**DIRECTION:** Retype the material in full, keeping every word the same.

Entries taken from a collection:
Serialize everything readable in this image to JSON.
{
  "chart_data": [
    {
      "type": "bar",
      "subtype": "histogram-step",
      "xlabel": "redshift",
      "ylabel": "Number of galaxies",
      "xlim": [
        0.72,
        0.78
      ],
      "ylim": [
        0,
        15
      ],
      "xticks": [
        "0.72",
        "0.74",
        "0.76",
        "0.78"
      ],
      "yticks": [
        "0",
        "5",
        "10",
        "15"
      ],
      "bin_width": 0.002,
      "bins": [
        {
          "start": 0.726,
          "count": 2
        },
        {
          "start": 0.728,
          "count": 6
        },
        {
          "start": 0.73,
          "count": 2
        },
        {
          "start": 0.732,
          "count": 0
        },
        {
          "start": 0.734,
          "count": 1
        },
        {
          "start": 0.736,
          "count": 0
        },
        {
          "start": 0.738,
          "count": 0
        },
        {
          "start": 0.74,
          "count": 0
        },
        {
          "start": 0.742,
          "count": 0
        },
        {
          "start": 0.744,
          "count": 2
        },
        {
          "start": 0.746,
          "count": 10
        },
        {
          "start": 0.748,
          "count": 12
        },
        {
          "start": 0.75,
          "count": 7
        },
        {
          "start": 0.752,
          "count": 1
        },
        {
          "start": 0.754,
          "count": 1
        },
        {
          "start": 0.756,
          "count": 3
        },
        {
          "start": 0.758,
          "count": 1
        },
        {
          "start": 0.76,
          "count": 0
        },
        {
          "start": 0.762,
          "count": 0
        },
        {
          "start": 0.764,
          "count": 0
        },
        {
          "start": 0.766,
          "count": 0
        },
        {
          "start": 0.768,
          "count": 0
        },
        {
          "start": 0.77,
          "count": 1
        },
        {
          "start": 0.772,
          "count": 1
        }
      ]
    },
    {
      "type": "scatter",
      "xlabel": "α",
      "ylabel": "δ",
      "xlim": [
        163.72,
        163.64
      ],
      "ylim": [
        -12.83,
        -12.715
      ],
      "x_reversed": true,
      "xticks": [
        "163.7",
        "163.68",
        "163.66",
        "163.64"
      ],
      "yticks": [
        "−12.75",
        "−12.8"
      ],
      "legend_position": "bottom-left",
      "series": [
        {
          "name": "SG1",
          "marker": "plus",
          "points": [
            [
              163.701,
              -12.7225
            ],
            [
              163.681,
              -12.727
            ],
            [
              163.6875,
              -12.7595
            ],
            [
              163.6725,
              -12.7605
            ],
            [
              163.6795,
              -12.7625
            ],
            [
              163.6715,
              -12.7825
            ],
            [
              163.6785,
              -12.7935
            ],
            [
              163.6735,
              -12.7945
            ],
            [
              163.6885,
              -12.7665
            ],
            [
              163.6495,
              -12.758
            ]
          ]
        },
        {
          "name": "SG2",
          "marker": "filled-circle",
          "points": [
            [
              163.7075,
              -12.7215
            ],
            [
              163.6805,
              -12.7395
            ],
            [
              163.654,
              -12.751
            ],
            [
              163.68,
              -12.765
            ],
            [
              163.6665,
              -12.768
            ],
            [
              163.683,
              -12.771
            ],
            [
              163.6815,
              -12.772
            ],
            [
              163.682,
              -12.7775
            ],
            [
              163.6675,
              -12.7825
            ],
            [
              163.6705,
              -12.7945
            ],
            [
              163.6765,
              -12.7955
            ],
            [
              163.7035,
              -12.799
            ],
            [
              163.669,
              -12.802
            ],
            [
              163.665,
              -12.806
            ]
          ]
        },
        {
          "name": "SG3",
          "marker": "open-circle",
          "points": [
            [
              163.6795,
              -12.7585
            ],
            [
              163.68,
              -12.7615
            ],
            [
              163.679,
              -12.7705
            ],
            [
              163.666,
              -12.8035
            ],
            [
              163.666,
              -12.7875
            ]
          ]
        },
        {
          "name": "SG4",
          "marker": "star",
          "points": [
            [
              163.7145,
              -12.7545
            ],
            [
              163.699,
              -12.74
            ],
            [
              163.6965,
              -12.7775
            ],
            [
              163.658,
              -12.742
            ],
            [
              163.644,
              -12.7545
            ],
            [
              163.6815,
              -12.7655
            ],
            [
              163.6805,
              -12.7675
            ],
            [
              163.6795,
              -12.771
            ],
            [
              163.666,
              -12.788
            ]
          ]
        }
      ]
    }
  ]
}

**COMPLETED TASK:**
Serialize everything readable in this image to JSON.
{
  "chart_data": [
    {
      "type": "bar",
      "subtype": "histogram-step",
      "xlabel": "redshift",
      "ylabel": "Number of galaxies",
      "xlim": [
        0.72,
        0.78
      ],
      "ylim": [
        0,
        15
      ],
      "xticks": [
        "0.72",
        "0.74",
        "0.76",
        "0.78"
      ],
      "yticks": [
        "0",
        "5",
        "10",
        "15"
      ],
      "bin_width": 0.002,
      "bins": [
        {
          "start": 0.726,
          "count": 2
        },
        {
          "start": 0.728,
          "count": 6
        },
        {
          "start": 0.73,
          "count": 2
        },
        {
          "start": 0.732,
          "count": 0
        },
        {
          "start": 0.734,
          "count": 1
        },
        {
          "start": 0.736,
          "count": 0
        },
        {
          "start": 0.738,
          "count": 0
        },
        {
          "start": 0.74,
          "count": 0
        },
        {
          "start": 0.742,
          "count": 0
        },
        {
          "start": 0.744,
          "count": 2
        },
        {
          "start": 0.746,
          "count": 10
        },
        {
          "start": 0.748,
          "count": 12
        },
        {
          "start": 0.75,
          "count": 7
        },
        {
          "start": 0.752,
          "count": 1
        },
        {
          "start": 0.754,
          "count": 1
        },
        {
          "start": 0.756,
          "count": 3
        },
        {
          "start": 0.758,
          "count": 1
        },
        {
          "start": 0.76,
          "count": 0
        },
        {
          "start": 0.762,
          "count": 0
        },
        {
          "start": 0.764,
          "count": 0
        },
        {
          "start": 0.766,
          "count": 0
        },
        {
          "start": 0.768,
          "count": 0
        },
        {
          "start": 0.77,
          "count": 1
        },
        {
          "start": 0.772,
          "count": 1
        }
      ]
    },
    {
      "type": "scatter",
      "xlabel": "α",
      "ylabel": "δ",
      "xlim": [
        163.72,
        163.64
      ],
      "ylim": [
        -12.83,
        -12.715
      ],
      "x_reversed": true,
      "xticks": [
        "163.7",
        "163.68",
        "163.66",
        "163.64"
      ],
      "yticks": [
        "−12.75",
        "−12.8"
      ],
      "legend_position": "bottom-left",
      "series": [
        {
          "name": "SG1",
          "marker": "plus",
          "points": [
            [
              163.701,
              -12.7225
            ],
            [
              163.681,
              -12.727
            ],
            [
              163.6875,
              -12.7595
            ],
            [
              163.6725,
              -12.7605
            ],
            [
              163.6795,
              -12.7625
            ],
            [
              163.6715,
              -12.7825
            ],
            [
              163.6785,
              -12.7935
            ],
            [
              163.6735,
              -12.7945
            ],
            [
              163.6885,
              -12.7665
            ],
            [
              163.6495,
              -12.758
            ]
          ]
        },
        {
          "name": "SG2",
          "marker": "filled-circle",
          "points": [
            [
              163.7075,
              -12.7215
            ],
            [
              163.6805,
              -12.7395
            ],
            [
              163.654,
              -12.751
            ],
            [
              163.68,
              -12.765
            ],
            [
              163.6665,
              -12.768
            ],
            [
              163.683,
              -12.771
            ],
            [
              163.6815,
              -12.772
            ],
            [
              163.682,
              -12.7775
            ],
            [
              163.6675,
              -12.7825
            ],
            [
              163.6705,
              -12.7945
            ],
            [
              163.6765,
              -12.7955
            ],
            [
              163.7035,
              -12.799
            ],
            [
              163.669,
              -12.802
            ],
            [
              163.665,
              -12.806
            ]
          ]
        },
        {
          "name": "SG3",
          "marker": "open-circle",
          "points": [
            [
              163.6795,
              -12.7585
            ],
            [
              163.68,
              -12.7615
            ],
            [
              163.679,
              -12.7705
            ],
            [
              163.666,
              -12.8035
            ],
            [
              163.666,
              -12.7875
            ]
          ]
        },
        {
          "name": "SG4",
          "marker": "star",
          "points": [
            [
              163.7145,
              -12.7545
            ],
            [
              163.699,
              -12.74
            ],
            [
              163.6965,
              -12.7775
            ],
            [
              163.658,
              -12.742
            ],
            [
              163.644,
              -12.7545
            ],
            [
              163.6815,
              -12.7655
            ],
            [
              163.6805,
              -12.7675
            ],
            [
              163.6795,
              -12.771
            ],
            [
              163.666,
              -12.788
            ]
          ]
        }
      ]
    }
  ]
}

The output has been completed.